小問 A ▸
壁画と左官技術についての抜粋本文から、この左官技術の呼び名として出てくるものをすべて書き出してください。
小問 B ▸
壁画と左官技術についての抜粋本文を、最後の文の後から引き継いで書き進めてください。

抜粋本文 ▸
◇ ◇ ◇

香川の中讃近郊にお住まいの方や、通勤通学の縁でご存知の方はたくさんおいでるのでは。

そうです。
ここでわざわざ説明するほどでもないことは重々承知ですが、MIMOCA『猪熊弦一郎現代美術館』です。
『創造の広場』という作品の巨大壁画ですが、左隅の入り口が大きさの比較になりそうです。


この壁画を見るたび完成から二十年以上も経つのに作品の色が褪せてない(黒い線のところ)なと感じていました。
面積がすごいというのも合わせて一体何を使ってこの“黒い線”を表現してるんだろうかと近寄ってみると。


このなかに左官の技術をみつけましたよ。



もう少し近づいてみましょう。よく見てください。



なにかがたくさん詰まっているのがわかります。
「あ、こういうの、色違いで見たことあるかも」
と思われた方もいるかもしれません。

こちら、れっきとした左官技術のひとつで『人造研ぎ出し仕上げ』日本左官業組合連合会HP引用です。
香川県では「研ぎ出し(とぎだし)」や「人研ぎ(じんとぎ)」と略して呼ばれることが多いです。

とても大まかですが、セメントに数mmほどの好みや用途に合わせた色の石を混ぜたものを塗り、 表面が乾いたら専用の機械で研磨する。
削られた石つぶの断面を見せる左官技術のひとつです。
耐久性が高く、カタチや使える場所にも応用が利きやすいので、古い公共の建物などによく使われています。
個人的には学校の手洗い場やトイレの間仕切りに使用されてるイメージが強いです。
この壁画は黒色ですが、クリーム色や淡いピンクのようなのが目立ちますね。

◇ ◇ ◇

提供データ ▸

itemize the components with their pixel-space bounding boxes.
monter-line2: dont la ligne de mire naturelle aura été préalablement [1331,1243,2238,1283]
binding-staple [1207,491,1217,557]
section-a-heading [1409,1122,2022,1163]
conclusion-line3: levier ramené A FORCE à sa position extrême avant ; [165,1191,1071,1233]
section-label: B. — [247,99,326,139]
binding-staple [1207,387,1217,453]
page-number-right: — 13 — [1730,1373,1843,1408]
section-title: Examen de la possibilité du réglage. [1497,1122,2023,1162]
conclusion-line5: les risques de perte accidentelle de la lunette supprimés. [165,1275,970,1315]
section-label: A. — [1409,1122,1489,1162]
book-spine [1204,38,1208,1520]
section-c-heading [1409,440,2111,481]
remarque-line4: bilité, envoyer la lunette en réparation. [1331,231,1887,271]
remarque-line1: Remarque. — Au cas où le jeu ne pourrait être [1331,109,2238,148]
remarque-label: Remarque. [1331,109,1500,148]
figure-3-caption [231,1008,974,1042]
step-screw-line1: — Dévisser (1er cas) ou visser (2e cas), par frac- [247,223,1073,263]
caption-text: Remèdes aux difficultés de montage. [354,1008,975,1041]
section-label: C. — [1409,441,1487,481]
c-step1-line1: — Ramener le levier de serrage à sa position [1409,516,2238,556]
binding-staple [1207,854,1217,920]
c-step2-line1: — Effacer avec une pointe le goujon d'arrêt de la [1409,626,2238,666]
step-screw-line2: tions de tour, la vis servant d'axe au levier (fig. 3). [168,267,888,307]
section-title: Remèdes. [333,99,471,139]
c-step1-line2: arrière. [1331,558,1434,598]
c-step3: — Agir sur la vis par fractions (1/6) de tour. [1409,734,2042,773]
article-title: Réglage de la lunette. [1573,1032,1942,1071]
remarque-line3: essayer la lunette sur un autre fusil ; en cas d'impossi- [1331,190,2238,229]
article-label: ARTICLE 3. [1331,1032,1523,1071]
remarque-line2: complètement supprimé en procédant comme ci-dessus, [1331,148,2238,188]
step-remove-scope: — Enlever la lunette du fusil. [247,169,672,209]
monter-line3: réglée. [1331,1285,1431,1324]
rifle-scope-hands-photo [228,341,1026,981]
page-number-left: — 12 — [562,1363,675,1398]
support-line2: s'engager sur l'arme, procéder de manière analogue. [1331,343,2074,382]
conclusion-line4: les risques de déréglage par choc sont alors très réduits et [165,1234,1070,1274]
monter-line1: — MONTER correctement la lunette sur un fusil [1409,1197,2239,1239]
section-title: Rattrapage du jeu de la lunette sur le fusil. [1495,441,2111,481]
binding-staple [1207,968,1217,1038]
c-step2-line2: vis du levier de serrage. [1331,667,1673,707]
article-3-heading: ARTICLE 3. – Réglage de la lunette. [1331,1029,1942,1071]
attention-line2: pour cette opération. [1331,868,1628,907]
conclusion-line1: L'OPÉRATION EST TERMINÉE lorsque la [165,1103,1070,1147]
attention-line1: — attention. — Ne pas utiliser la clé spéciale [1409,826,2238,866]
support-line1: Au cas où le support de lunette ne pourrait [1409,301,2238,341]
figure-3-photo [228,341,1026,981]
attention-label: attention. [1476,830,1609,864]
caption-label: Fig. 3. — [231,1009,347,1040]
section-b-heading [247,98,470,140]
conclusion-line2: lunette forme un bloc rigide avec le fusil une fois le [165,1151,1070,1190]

◇ ◇ ◇

想定解答 A ▸
人造研ぎ出し仕上げ
研ぎ出し（とぎだし）
人研ぎ（じんとぎ）

想定解答 B ▸
いちど高松市内の古いお店のお手洗いにクリーム色の人造研ぎ出しを見かけました。
洗面台には真鍮の蛇口を使っていて、照明の色がオレンジだったのが古めかしいけれど上品さがあり、強く印象にのこっています。
現在ではこの『人造研ぎ出し仕上げ』手間がかかりすぎるのと、代用品がたくさん出来たため、施工されることが少なくなっているようです。
また小さな面積でも見直されることがあるといいのにな、と感じる技術のひとつです。


“左官”でも大きく『野丁場(のちょうば)』と『町家(まちや)』に分かれます。
野丁場は大規模な現場に入ることが多いので、 きっとこの壁画の工事にたずさわったのは野丁場の左官職人さんたちでしょう。
町家の左官は個人の住宅に関わることが多いです。扱う材料や得意分野に違いがあったりします。

それにしてもこの巨大壁画、ベースになる白い石に溝を掘ってから行われたんでしょうか。
もし身近なところで『人造研ぎ出し仕上げ』を見かけることがあれば「これも左官の仕事なのかぁ」とぼんやり思い出して頂けると幸いです。